## EXERCISE REQUIREMENTS
Make an exact copy of all the data.

## Extracted data entries

- - - - -

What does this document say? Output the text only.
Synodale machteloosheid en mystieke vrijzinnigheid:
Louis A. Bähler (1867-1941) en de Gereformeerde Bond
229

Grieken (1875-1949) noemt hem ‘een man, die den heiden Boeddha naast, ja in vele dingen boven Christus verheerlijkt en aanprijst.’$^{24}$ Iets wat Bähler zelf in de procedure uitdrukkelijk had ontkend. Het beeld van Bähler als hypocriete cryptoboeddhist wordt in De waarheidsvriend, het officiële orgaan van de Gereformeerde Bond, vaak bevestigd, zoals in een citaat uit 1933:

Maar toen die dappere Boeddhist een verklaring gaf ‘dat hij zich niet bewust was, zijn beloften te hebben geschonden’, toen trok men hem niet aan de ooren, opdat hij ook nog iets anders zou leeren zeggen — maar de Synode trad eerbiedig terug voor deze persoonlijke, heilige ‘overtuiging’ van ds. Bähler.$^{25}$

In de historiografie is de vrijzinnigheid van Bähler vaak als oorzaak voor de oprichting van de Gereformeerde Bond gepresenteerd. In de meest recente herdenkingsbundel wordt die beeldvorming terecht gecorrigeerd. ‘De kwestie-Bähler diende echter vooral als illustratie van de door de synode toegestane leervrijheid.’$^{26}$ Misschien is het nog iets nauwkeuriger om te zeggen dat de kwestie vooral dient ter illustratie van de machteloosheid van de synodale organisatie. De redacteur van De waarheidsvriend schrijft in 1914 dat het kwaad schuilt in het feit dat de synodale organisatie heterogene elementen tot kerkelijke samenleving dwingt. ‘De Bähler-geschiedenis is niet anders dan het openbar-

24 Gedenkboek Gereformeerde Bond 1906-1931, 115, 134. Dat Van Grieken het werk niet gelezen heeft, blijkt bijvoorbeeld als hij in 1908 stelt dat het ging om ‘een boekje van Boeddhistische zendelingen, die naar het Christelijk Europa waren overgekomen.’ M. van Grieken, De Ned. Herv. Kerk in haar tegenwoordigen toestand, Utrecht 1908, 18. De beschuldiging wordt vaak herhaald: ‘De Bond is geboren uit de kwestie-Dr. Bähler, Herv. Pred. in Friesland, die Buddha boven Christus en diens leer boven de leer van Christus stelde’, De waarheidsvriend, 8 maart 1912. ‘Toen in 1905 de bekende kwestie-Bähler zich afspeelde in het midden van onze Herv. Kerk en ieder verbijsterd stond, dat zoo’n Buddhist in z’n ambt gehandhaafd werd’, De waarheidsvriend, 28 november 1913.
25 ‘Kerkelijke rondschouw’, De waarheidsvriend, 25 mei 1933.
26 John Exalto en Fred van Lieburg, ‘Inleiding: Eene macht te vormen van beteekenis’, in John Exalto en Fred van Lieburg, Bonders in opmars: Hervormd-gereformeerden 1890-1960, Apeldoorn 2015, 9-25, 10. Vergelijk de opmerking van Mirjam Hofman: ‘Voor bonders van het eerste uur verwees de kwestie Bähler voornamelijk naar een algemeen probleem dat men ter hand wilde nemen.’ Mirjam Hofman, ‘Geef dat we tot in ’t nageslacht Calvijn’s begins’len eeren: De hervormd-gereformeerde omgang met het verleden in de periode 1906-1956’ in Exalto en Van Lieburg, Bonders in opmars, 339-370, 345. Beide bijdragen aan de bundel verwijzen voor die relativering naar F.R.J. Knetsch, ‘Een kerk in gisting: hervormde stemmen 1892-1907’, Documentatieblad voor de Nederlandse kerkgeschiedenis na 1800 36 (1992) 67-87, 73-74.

- - - - -

## OUTPUT BELOW
What does this document say? Output the text only.
Synodale machteloosheid en mystieke vrijzinnigheid:
Louis A. Bähler (1867-1941) en de Gereformeerde Bond
229

Grieken (1875-1949) noemt hem ‘een man, die den heiden Boeddha naast, ja in vele dingen boven Christus verheerlijkt en aanprijst.’$^{24}$ Iets wat Bähler zelf in de procedure uitdrukkelijk had ontkend. Het beeld van Bähler als hypocriete cryptoboeddhist wordt in De waarheidsvriend, het officiële orgaan van de Gereformeerde Bond, vaak bevestigd, zoals in een citaat uit 1933:

Maar toen die dappere Boeddhist een verklaring gaf ‘dat hij zich niet bewust was, zijn beloften te hebben geschonden’, toen trok men hem niet aan de ooren, opdat hij ook nog iets anders zou leeren zeggen — maar de Synode trad eerbiedig terug voor deze persoonlijke, heilige ‘overtuiging’ van ds. Bähler.$^{25}$

In de historiografie is de vrijzinnigheid van Bähler vaak als oorzaak voor de oprichting van de Gereformeerde Bond gepresenteerd. In de meest recente herdenkingsbundel wordt die beeldvorming terecht gecorrigeerd. ‘De kwestie-Bähler diende echter vooral als illustratie van de door de synode toegestane leervrijheid.’$^{26}$ Misschien is het nog iets nauwkeuriger om te zeggen dat de kwestie vooral dient ter illustratie van de machteloosheid van de synodale organisatie. De redacteur van De waarheidsvriend schrijft in 1914 dat het kwaad schuilt in het feit dat de synodale organisatie heterogene elementen tot kerkelijke samenleving dwingt. ‘De Bähler-geschiedenis is niet anders dan het openbar-

24 Gedenkboek Gereformeerde Bond 1906-1931, 115, 134. Dat Van Grieken het werk niet gelezen heeft, blijkt bijvoorbeeld als hij in 1908 stelt dat het ging om ‘een boekje van Boeddhistische zendelingen, die naar het Christelijk Europa waren overgekomen.’ M. van Grieken, De Ned. Herv. Kerk in haar tegenwoordigen toestand, Utrecht 1908, 18. De beschuldiging wordt vaak herhaald: ‘De Bond is geboren uit de kwestie-Dr. Bähler, Herv. Pred. in Friesland, die Buddha boven Christus en diens leer boven de leer van Christus stelde’, De waarheidsvriend, 8 maart 1912. ‘Toen in 1905 de bekende kwestie-Bähler zich afspeelde in het midden van onze Herv. Kerk en ieder verbijsterd stond, dat zoo’n Buddhist in z’n ambt gehandhaafd werd’, De waarheidsvriend, 28 november 1913.
25 ‘Kerkelijke rondschouw’, De waarheidsvriend, 25 mei 1933.
26 John Exalto en Fred van Lieburg, ‘Inleiding: Eene macht te vormen van beteekenis’, in John Exalto en Fred van Lieburg, Bonders in opmars: Hervormd-gereformeerden 1890-1960, Apeldoorn 2015, 9-25, 10. Vergelijk de opmerking van Mirjam Hofman: ‘Voor bonders van het eerste uur verwees de kwestie Bähler voornamelijk naar een algemeen probleem dat men ter hand wilde nemen.’ Mirjam Hofman, ‘Geef dat we tot in ’t nageslacht Calvijn’s begins’len eeren: De hervormd-gereformeerde omgang met het verleden in de periode 1906-1956’ in Exalto en Van Lieburg, Bonders in opmars, 339-370, 345. Beide bijdragen aan de bundel verwijzen voor die relativering naar F.R.J. Knetsch, ‘Een kerk in gisting: hervormde stemmen 1892-1907’, Documentatieblad voor de Nederlandse kerkgeschiedenis na 1800 36 (1992) 67-87, 73-74.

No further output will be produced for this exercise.